### WHAT THE EXERCISE ASKS
Reproduce all records exactly.

### TASK INPUTS
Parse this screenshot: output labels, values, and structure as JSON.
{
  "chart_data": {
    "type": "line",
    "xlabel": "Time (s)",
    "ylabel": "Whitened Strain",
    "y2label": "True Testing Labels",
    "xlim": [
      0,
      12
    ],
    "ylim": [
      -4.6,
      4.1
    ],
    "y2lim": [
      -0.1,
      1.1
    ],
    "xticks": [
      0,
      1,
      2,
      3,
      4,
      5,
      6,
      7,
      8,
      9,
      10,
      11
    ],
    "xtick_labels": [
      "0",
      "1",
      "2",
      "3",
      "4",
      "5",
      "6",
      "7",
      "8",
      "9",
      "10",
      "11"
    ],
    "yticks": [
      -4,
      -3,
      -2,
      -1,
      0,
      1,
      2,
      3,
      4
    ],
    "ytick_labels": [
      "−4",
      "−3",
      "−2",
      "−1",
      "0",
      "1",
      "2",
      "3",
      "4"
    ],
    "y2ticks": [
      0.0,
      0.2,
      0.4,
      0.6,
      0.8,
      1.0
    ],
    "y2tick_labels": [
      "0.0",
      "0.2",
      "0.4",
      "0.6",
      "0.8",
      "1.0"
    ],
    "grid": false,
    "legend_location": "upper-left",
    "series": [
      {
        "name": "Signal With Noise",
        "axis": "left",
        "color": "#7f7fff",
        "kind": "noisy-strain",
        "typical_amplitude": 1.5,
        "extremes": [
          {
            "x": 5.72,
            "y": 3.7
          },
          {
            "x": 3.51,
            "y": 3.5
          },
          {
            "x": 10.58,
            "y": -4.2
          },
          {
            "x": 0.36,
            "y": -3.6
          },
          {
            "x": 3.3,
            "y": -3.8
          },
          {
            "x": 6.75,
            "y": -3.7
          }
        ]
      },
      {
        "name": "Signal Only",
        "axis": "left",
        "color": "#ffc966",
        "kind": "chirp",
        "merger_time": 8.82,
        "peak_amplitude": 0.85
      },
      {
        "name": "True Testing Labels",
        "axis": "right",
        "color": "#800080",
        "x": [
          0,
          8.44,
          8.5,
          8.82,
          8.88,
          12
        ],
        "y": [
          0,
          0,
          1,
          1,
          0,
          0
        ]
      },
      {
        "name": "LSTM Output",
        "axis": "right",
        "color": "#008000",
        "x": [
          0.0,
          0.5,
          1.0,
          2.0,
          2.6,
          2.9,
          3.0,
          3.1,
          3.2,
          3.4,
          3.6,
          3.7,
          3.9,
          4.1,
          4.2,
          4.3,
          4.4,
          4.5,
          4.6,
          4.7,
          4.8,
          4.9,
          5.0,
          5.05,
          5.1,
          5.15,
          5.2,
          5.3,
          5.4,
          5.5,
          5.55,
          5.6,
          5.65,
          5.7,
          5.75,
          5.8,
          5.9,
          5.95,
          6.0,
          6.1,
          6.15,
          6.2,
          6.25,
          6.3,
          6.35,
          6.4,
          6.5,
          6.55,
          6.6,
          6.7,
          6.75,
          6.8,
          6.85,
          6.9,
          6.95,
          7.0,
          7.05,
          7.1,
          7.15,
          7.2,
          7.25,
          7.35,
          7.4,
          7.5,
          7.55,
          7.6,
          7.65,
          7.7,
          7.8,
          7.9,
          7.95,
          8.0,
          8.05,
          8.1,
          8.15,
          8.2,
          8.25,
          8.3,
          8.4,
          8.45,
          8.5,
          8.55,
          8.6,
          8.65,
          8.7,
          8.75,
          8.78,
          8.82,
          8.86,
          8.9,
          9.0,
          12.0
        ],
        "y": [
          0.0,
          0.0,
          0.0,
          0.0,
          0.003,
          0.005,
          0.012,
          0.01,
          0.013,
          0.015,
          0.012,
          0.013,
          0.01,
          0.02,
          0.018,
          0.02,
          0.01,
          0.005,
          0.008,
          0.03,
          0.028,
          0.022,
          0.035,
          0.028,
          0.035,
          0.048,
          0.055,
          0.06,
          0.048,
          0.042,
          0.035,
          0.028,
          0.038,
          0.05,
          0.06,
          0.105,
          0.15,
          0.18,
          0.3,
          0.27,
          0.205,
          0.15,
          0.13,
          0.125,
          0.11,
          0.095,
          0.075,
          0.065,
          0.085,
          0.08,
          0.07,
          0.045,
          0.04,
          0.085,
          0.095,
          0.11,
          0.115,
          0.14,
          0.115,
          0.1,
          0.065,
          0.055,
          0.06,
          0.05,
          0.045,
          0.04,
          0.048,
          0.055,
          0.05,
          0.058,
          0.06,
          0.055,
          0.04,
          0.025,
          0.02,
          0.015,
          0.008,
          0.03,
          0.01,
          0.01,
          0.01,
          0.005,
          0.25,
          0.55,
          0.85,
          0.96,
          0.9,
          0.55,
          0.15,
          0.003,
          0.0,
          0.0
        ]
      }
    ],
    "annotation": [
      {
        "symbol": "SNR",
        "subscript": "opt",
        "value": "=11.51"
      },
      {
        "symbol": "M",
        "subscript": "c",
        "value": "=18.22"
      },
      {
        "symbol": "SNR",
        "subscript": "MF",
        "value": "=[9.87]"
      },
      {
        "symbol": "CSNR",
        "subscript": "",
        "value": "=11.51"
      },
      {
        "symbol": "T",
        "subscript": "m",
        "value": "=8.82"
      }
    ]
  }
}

### TASK SOLUTION
Parse this screenshot: output labels, values, and structure as JSON.
{
  "chart_data": {
    "type": "line",
    "xlabel": "Time (s)",
    "ylabel": "Whitened Strain",
    "y2label": "True Testing Labels",
    "xlim": [
      0,
      12
    ],
    "ylim": [
      -4.6,
      4.1
    ],
    "y2lim": [
      -0.1,
      1.1
    ],
    "xticks": [
      0,
      1,
      2,
      3,
      4,
      5,
      6,
      7,
      8,
      9,
      10,
      11
    ],
    "xtick_labels": [
      "0",
      "1",
      "2",
      "3",
      "4",
      "5",
      "6",
      "7",
      "8",
      "9",
      "10",
      "11"
    ],
    "yticks": [
      -4,
      -3,
      -2,
      -1,
      0,
      1,
      2,
      3,
      4
    ],
    "ytick_labels": [
      "−4",
      "−3",
      "−2",
      "−1",
      "0",
      "1",
      "2",
      "3",
      "4"
    ],
    "y2ticks": [
      0.0,
      0.2,
      0.4,
      0.6,
      0.8,
      1.0
    ],
    "y2tick_labels": [
      "0.0",
      "0.2",
      "0.4",
      "0.6",
      "0.8",
      "1.0"
    ],
    "grid": false,
    "legend_location": "upper-left",
    "series": [
      {
        "name": "Signal With Noise",
        "axis": "left",
        "color": "#7f7fff",
        "kind": "noisy-strain",
        "typical_amplitude": 1.5,
        "extremes": [
          {
            "x": 5.72,
            "y": 3.7
          },
          {
            "x": 3.51,
            "y": 3.5
          },
          {
            "x": 10.58,
            "y": -4.2
          },
          {
            "x": 0.36,
            "y": -3.6
          },
          {
            "x": 3.3,
            "y": -3.8
          },
          {
            "x": 6.75,
            "y": -3.7
          }
        ]
      },
      {
        "name": "Signal Only",
        "axis": "left",
        "color": "#ffc966",
        "kind": "chirp",
        "merger_time": 8.82,
        "peak_amplitude": 0.85
      },
      {
        "name": "True Testing Labels",
        "axis": "right",
        "color": "#800080",
        "x": [
          0,
          8.44,
          8.5,
          8.82,
          8.88,
          12
        ],
        "y": [
          0,
          0,
          1,
          1,
          0,
          0
        ]
      },
      {
        "name": "LSTM Output",
        "axis": "right",
        "color": "#008000",
        "x": [
          0.0,
          0.5,
          1.0,
          2.0,
          2.6,
          2.9,
          3.0,
          3.1,
          3.2,
          3.4,
          3.6,
          3.7,
          3.9,
          4.1,
          4.2,
          4.3,
          4.4,
          4.5,
          4.6,
          4.7,
          4.8,
          4.9,
          5.0,
          5.05,
          5.1,
          5.15,
          5.2,
          5.3,
          5.4,
          5.5,
          5.55,
          5.6,
          5.65,
          5.7,
          5.75,
          5.8,
          5.9,
          5.95,
          6.0,
          6.1,
          6.15,
          6.2,
          6.25,
          6.3,
          6.35,
          6.4,
          6.5,
          6.55,
          6.6,
          6.7,
          6.75,
          6.8,
          6.85,
          6.9,
          6.95,
          7.0,
          7.05,
          7.1,
          7.15,
          7.2,
          7.25,
          7.35,
          7.4,
          7.5,
          7.55,
          7.6,
          7.65,
          7.7,
          7.8,
          7.9,
          7.95,
          8.0,
          8.05,
          8.1,
          8.15,
          8.2,
          8.25,
          8.3,
          8.4,
          8.45,
          8.5,
          8.55,
          8.6,
          8.65,
          8.7,
          8.75,
          8.78,
          8.82,
          8.86,
          8.9,
          9.0,
          12.0
        ],
        "y": [
          0.0,
          0.0,
          0.0,
          0.0,
          0.003,
          0.005,
          0.012,
          0.01,
          0.013,
          0.015,
          0.012,
          0.013,
          0.01,
          0.02,
          0.018,
          0.02,
          0.01,
          0.005,
          0.008,
          0.03,
          0.028,
          0.022,
          0.035,
          0.028,
          0.035,
          0.048,
          0.055,
          0.06,
          0.048,
          0.042,
          0.035,
          0.028,
          0.038,
          0.05,
          0.06,
          0.105,
          0.15,
          0.18,
          0.3,
          0.27,
          0.205,
          0.15,
          0.13,
          0.125,
          0.11,
          0.095,
          0.075,
          0.065,
          0.085,
          0.08,
          0.07,
          0.045,
          0.04,
          0.085,
          0.095,
          0.11,
          0.115,
          0.14,
          0.115,
          0.1,
          0.065,
          0.055,
          0.06,
          0.05,
          0.045,
          0.04,
          0.048,
          0.055,
          0.05,
          0.058,
          0.06,
          0.055,
          0.04,
          0.025,
          0.02,
          0.015,
          0.008,
          0.03,
          0.01,
          0.01,
          0.01,
          0.005,
          0.25,
          0.55,
          0.85,
          0.96,
          0.9,
          0.55,
          0.15,
          0.003,
          0.0,
          0.0
        ]
      }
    ],
    "annotation": [
      {
        "symbol": "SNR",
        "subscript": "opt",
        "value": "=11.51"
      },
      {
        "symbol": "M",
        "subscript": "c",
        "value": "=18.22"
      },
      {
        "symbol": "SNR",
        "subscript": "MF",
        "value": "=[9.87]"
      },
      {
        "symbol": "CSNR",
        "subscript": "",
        "value": "=11.51"
      },
      {
        "symbol": "T",
        "subscript": "m",
        "value": "=8.82"
      }
    ]
  }
}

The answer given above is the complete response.